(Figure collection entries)
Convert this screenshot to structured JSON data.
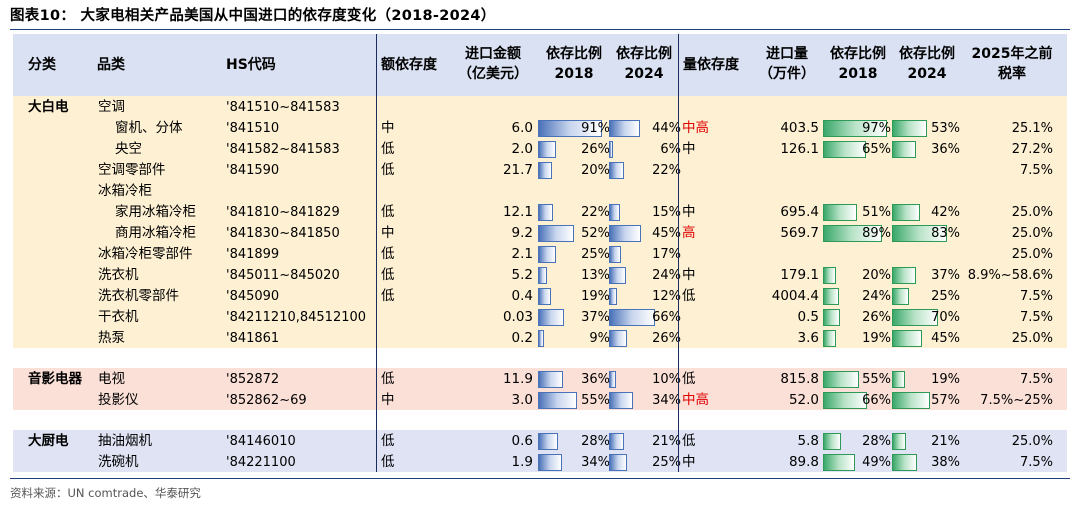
{
  "title": "图表10：  大家电相关产品美国从中国进口的依存度变化（2018-2024）",
  "source": "资料来源：UN comtrade、华泰研究",
  "headers": {
    "category": "分类",
    "product": "品类",
    "hs": "HS代码",
    "value_dep": "额依存度",
    "import_value_1": "进口金额",
    "import_value_2": "（亿美元）",
    "ratio_a_1": "依存比例",
    "ratio_a_2": "2018",
    "ratio_b_1": "依存比例",
    "ratio_b_2": "2024",
    "volume_dep": "量依存度",
    "import_volume_1": "进口量",
    "import_volume_2": "（万件）",
    "ratio_c_1": "依存比例",
    "ratio_c_2": "2018",
    "ratio_d_1": "依存比例",
    "ratio_d_2": "2024",
    "tariff_1": "2025年之前",
    "tariff_2": "税率"
  },
  "colors": {
    "band_white_goods": "#fdf0d3",
    "band_av": "#fbe0d8",
    "band_kitchen": "#dfe3f3",
    "header": "#d9e1f2",
    "blue_bar": "#4a72b8",
    "green_bar": "#3aa86a",
    "highlight_red": "#e00000"
  },
  "rows": [
    {
      "cat": "大白电",
      "name": "空调",
      "indent": 0,
      "hs": "'841510~841583",
      "vdep": "",
      "amt": "",
      "r18": null,
      "r24": null,
      "qdep": "",
      "qdep_red": false,
      "qty": "",
      "q18": null,
      "q24": null,
      "tax": ""
    },
    {
      "cat": "",
      "name": "窗机、分体",
      "indent": 1,
      "hs": "'841510",
      "vdep": "中",
      "amt": "6.0",
      "r18": 0.91,
      "r24": 0.44,
      "qdep": "中高",
      "qdep_red": true,
      "qty": "403.5",
      "q18": 0.97,
      "q24": 0.53,
      "tax": "25.1%"
    },
    {
      "cat": "",
      "name": "央空",
      "indent": 1,
      "hs": "'841582~841583",
      "vdep": "低",
      "amt": "2.0",
      "r18": 0.26,
      "r24": 0.06,
      "qdep": "中",
      "qdep_red": false,
      "qty": "126.1",
      "q18": 0.65,
      "q24": 0.36,
      "tax": "27.2%"
    },
    {
      "cat": "",
      "name": "空调零部件",
      "indent": 0,
      "hs": "'841590",
      "vdep": "低",
      "amt": "21.7",
      "r18": 0.2,
      "r24": 0.22,
      "qdep": "",
      "qdep_red": false,
      "qty": "",
      "q18": null,
      "q24": null,
      "tax": "7.5%"
    },
    {
      "cat": "",
      "name": "冰箱冷柜",
      "indent": 0,
      "hs": "",
      "vdep": "",
      "amt": "",
      "r18": null,
      "r24": null,
      "qdep": "",
      "qdep_red": false,
      "qty": "",
      "q18": null,
      "q24": null,
      "tax": ""
    },
    {
      "cat": "",
      "name": "家用冰箱冷柜",
      "indent": 1,
      "hs": "'841810~841829",
      "vdep": "低",
      "amt": "12.1",
      "r18": 0.22,
      "r24": 0.15,
      "qdep": "中",
      "qdep_red": false,
      "qty": "695.4",
      "q18": 0.51,
      "q24": 0.42,
      "tax": "25.0%"
    },
    {
      "cat": "",
      "name": "商用冰箱冷柜",
      "indent": 1,
      "hs": "'841830~841850",
      "vdep": "中",
      "amt": "9.2",
      "r18": 0.52,
      "r24": 0.45,
      "qdep": "高",
      "qdep_red": true,
      "qty": "569.7",
      "q18": 0.89,
      "q24": 0.83,
      "tax": "25.0%"
    },
    {
      "cat": "",
      "name": "冰箱冷柜零部件",
      "indent": 0,
      "hs": "'841899",
      "vdep": "低",
      "amt": "2.1",
      "r18": 0.25,
      "r24": 0.17,
      "qdep": "",
      "qdep_red": false,
      "qty": "",
      "q18": null,
      "q24": null,
      "tax": "25.0%"
    },
    {
      "cat": "",
      "name": "洗衣机",
      "indent": 0,
      "hs": "'845011~845020",
      "vdep": "低",
      "amt": "5.2",
      "r18": 0.13,
      "r24": 0.24,
      "qdep": "中",
      "qdep_red": false,
      "qty": "179.1",
      "q18": 0.2,
      "q24": 0.37,
      "tax": "8.9%~58.6%"
    },
    {
      "cat": "",
      "name": "洗衣机零部件",
      "indent": 0,
      "hs": "'845090",
      "vdep": "低",
      "amt": "0.4",
      "r18": 0.19,
      "r24": 0.12,
      "qdep": "低",
      "qdep_red": false,
      "qty": "4004.4",
      "q18": 0.24,
      "q24": 0.25,
      "tax": "7.5%"
    },
    {
      "cat": "",
      "name": "干衣机",
      "indent": 0,
      "hs": "'84211210,84512100",
      "vdep": "",
      "amt": "0.03",
      "r18": 0.37,
      "r24": 0.66,
      "qdep": "",
      "qdep_red": false,
      "qty": "0.5",
      "q18": 0.26,
      "q24": 0.7,
      "tax": "7.5%"
    },
    {
      "cat": "",
      "name": "热泵",
      "indent": 0,
      "hs": "'841861",
      "vdep": "",
      "amt": "0.2",
      "r18": 0.09,
      "r24": 0.26,
      "qdep": "",
      "qdep_red": false,
      "qty": "3.6",
      "q18": 0.19,
      "q24": 0.45,
      "tax": "25.0%"
    },
    {
      "cat": "音影电器",
      "name": "电视",
      "indent": 0,
      "hs": "'852872",
      "vdep": "低",
      "amt": "11.9",
      "r18": 0.36,
      "r24": 0.1,
      "qdep": "低",
      "qdep_red": false,
      "qty": "815.8",
      "q18": 0.55,
      "q24": 0.19,
      "tax": "7.5%"
    },
    {
      "cat": "",
      "name": "投影仪",
      "indent": 0,
      "hs": "'852862~69",
      "vdep": "中",
      "amt": "3.0",
      "r18": 0.55,
      "r24": 0.34,
      "qdep": "中高",
      "qdep_red": true,
      "qty": "52.0",
      "q18": 0.66,
      "q24": 0.57,
      "tax": "7.5%~25%"
    },
    {
      "cat": "大厨电",
      "name": "抽油烟机",
      "indent": 0,
      "hs": "'84146010",
      "vdep": "低",
      "amt": "0.6",
      "r18": 0.28,
      "r24": 0.21,
      "qdep": "低",
      "qdep_red": false,
      "qty": "5.8",
      "q18": 0.28,
      "q24": 0.21,
      "tax": "25.0%"
    },
    {
      "cat": "",
      "name": "洗碗机",
      "indent": 0,
      "hs": "'84221100",
      "vdep": "低",
      "amt": "1.9",
      "r18": 0.34,
      "r24": 0.25,
      "qdep": "中",
      "qdep_red": false,
      "qty": "89.8",
      "q18": 0.49,
      "q24": 0.38,
      "tax": "7.5%"
    }
  ]
}
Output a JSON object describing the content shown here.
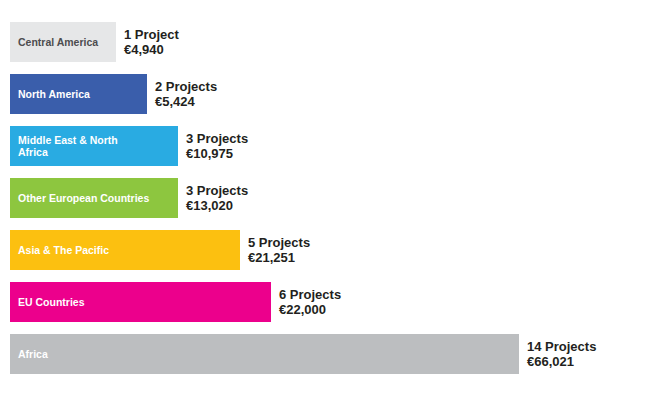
{
  "chart_data": {
    "type": "bar",
    "orientation": "horizontal",
    "categories": [
      "Central America",
      "North America",
      "Middle East & North Africa",
      "Other European Countries",
      "Asia & The Pacific",
      "EU Countries",
      "Africa"
    ],
    "values": [
      1,
      2,
      3,
      3,
      5,
      6,
      14
    ],
    "value_labels": [
      "1 Project",
      "2 Projects",
      "3 Projects",
      "3 Projects",
      "5 Projects",
      "6 Projects",
      "14 Projects"
    ],
    "amounts": [
      4940,
      5424,
      10975,
      13020,
      21251,
      22000,
      66021
    ],
    "amount_labels": [
      "€4,940",
      "€5,424",
      "€10,975",
      "€13,020",
      "€21,251",
      "€22,000",
      "€66,021"
    ],
    "colors": [
      "#e6e7e8",
      "#3a5eab",
      "#29abe2",
      "#8dc63f",
      "#fcc010",
      "#ec008c",
      "#bcbec0"
    ],
    "xlim": [
      0,
      14
    ],
    "data_labels": true,
    "tick_labels": "y",
    "grid": false
  }
}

Problem details >>
Pull out each line holding the string "Projects".

Final result >>
      "2 Projects",
      "3 Projects",
      "3 Projects",
      "5 Projects",
      "6 Projects",
      "14 Projects"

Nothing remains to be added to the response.